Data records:

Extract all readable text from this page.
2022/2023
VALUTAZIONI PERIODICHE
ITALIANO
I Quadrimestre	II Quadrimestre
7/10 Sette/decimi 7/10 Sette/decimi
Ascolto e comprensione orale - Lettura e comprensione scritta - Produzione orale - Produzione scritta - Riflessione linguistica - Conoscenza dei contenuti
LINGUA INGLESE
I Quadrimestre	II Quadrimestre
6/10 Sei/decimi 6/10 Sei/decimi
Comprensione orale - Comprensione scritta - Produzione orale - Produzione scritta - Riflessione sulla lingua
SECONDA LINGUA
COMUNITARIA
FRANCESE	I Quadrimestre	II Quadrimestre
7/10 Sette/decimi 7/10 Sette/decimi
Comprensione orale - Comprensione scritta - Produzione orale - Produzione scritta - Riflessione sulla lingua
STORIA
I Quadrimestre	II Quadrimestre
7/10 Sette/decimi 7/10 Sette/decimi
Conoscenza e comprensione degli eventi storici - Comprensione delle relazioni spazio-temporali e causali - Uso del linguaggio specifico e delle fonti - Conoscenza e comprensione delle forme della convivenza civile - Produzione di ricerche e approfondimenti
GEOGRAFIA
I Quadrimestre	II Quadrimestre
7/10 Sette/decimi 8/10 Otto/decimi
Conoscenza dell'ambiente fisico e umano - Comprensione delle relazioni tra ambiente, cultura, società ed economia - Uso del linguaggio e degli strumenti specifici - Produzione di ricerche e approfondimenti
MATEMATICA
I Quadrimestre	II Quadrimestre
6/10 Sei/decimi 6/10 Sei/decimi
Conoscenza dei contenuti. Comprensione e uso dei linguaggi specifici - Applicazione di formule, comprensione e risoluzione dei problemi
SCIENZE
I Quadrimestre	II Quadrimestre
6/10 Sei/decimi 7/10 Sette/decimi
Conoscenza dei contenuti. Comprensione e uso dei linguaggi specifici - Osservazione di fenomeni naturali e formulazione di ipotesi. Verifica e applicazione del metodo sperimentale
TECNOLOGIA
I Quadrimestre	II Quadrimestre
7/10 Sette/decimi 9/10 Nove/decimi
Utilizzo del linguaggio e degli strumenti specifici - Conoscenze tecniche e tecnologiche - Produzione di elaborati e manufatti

# TASK STATEMENT
Exact copies of all the records are required.

# FINISHED ANSWER
Extract all readable text from this page.
2022/2023
VALUTAZIONI PERIODICHE
ITALIANO
I Quadrimestre	II Quadrimestre
7/10 Sette/decimi 7/10 Sette/decimi
Ascolto e comprensione orale - Lettura e comprensione scritta - Produzione orale - Produzione scritta - Riflessione linguistica - Conoscenza dei contenuti
LINGUA INGLESE
I Quadrimestre	II Quadrimestre
6/10 Sei/decimi 6/10 Sei/decimi
Comprensione orale - Comprensione scritta - Produzione orale - Produzione scritta - Riflessione sulla lingua
SECONDA LINGUA
COMUNITARIA
FRANCESE	I Quadrimestre	II Quadrimestre
7/10 Sette/decimi 7/10 Sette/decimi
Comprensione orale - Comprensione scritta - Produzione orale - Produzione scritta - Riflessione sulla lingua
STORIA
I Quadrimestre	II Quadrimestre
7/10 Sette/decimi 7/10 Sette/decimi
Conoscenza e comprensione degli eventi storici - Comprensione delle relazioni spazio-temporali e causali - Uso del linguaggio specifico e delle fonti - Conoscenza e comprensione delle forme della convivenza civile - Produzione di ricerche e approfondimenti
GEOGRAFIA
I Quadrimestre	II Quadrimestre
7/10 Sette/decimi 8/10 Otto/decimi
Conoscenza dell'ambiente fisico e umano - Comprensione delle relazioni tra ambiente, cultura, società ed economia - Uso del linguaggio e degli strumenti specifici - Produzione di ricerche e approfondimenti
MATEMATICA
I Quadrimestre	II Quadrimestre
6/10 Sei/decimi 6/10 Sei/decimi
Conoscenza dei contenuti. Comprensione e uso dei linguaggi specifici - Applicazione di formule, comprensione e risoluzione dei problemi
SCIENZE
I Quadrimestre	II Quadrimestre
6/10 Sei/decimi 7/10 Sette/decimi
Conoscenza dei contenuti. Comprensione e uso dei linguaggi specifici - Osservazione di fenomeni naturali e formulazione di ipotesi. Verifica e applicazione del metodo sperimentale
TECNOLOGIA
I Quadrimestre	II Quadrimestre
7/10 Sette/decimi 9/10 Nove/decimi
Utilizzo del linguaggio e degli strumenti specifici - Conoscenze tecniche e tecnologiche - Produzione di elaborati e manufatti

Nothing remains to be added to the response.